Aim =>
Below are records to repeat exactly. Omit the pictures from the copy.

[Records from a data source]
════════════════════

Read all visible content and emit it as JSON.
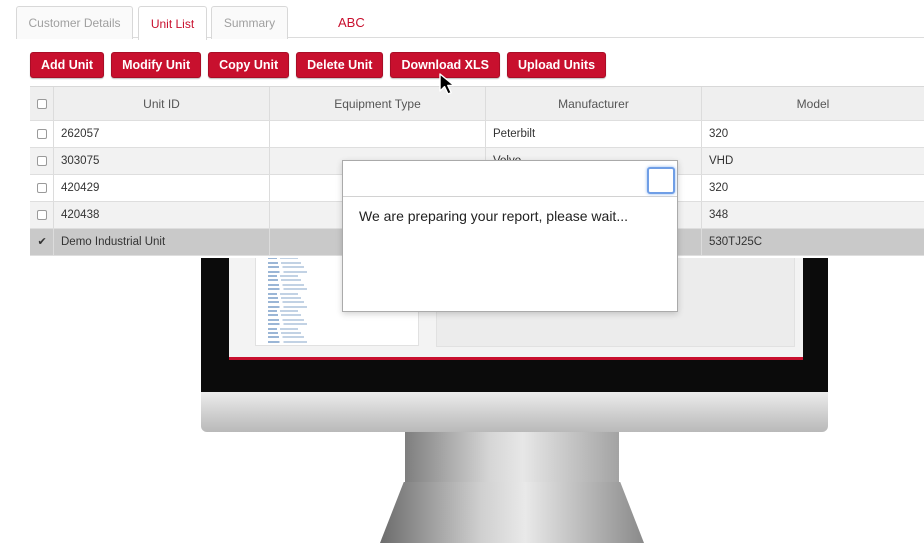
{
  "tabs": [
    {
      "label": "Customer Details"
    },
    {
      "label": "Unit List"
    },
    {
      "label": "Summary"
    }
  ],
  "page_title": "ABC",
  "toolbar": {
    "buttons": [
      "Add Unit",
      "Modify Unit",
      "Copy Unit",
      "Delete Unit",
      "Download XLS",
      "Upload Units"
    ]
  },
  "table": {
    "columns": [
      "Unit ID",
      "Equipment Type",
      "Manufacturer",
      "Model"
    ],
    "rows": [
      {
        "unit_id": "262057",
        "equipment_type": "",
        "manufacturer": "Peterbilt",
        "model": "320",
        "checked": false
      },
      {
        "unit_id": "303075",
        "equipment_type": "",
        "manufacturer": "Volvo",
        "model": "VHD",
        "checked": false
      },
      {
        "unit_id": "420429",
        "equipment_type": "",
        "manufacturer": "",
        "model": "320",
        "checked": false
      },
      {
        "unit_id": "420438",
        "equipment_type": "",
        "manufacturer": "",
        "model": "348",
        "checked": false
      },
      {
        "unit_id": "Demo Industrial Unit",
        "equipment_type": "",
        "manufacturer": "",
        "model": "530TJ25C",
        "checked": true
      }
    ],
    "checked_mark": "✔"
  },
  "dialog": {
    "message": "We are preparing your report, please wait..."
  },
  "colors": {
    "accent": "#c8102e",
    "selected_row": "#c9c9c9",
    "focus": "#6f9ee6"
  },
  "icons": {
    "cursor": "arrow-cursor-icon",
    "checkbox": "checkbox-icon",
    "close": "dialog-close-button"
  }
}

════════════════════

Worked solution =>
Read all visible content and emit it as JSON.
{
  "tabs": [
    {
      "label": "Customer Details"
    },
    {
      "label": "Unit List"
    },
    {
      "label": "Summary"
    }
  ],
  "page_title": "ABC",
  "toolbar": {
    "buttons": [
      "Add Unit",
      "Modify Unit",
      "Copy Unit",
      "Delete Unit",
      "Download XLS",
      "Upload Units"
    ]
  },
  "table": {
    "columns": [
      "Unit ID",
      "Equipment Type",
      "Manufacturer",
      "Model"
    ],
    "rows": [
      {
        "unit_id": "262057",
        "equipment_type": "",
        "manufacturer": "Peterbilt",
        "model": "320",
        "checked": false
      },
      {
        "unit_id": "303075",
        "equipment_type": "",
        "manufacturer": "Volvo",
        "model": "VHD",
        "checked": false
      },
      {
        "unit_id": "420429",
        "equipment_type": "",
        "manufacturer": "",
        "model": "320",
        "checked": false
      },
      {
        "unit_id": "420438",
        "equipment_type": "",
        "manufacturer": "",
        "model": "348",
        "checked": false
      },
      {
        "unit_id": "Demo Industrial Unit",
        "equipment_type": "",
        "manufacturer": "",
        "model": "530TJ25C",
        "checked": true
      }
    ],
    "checked_mark": "✔"
  },
  "dialog": {
    "message": "We are preparing your report, please wait..."
  },
  "colors": {
    "accent": "#c8102e",
    "selected_row": "#c9c9c9",
    "focus": "#6f9ee6"
  },
  "icons": {
    "cursor": "arrow-cursor-icon",
    "checkbox": "checkbox-icon",
    "close": "dialog-close-button"
  }
}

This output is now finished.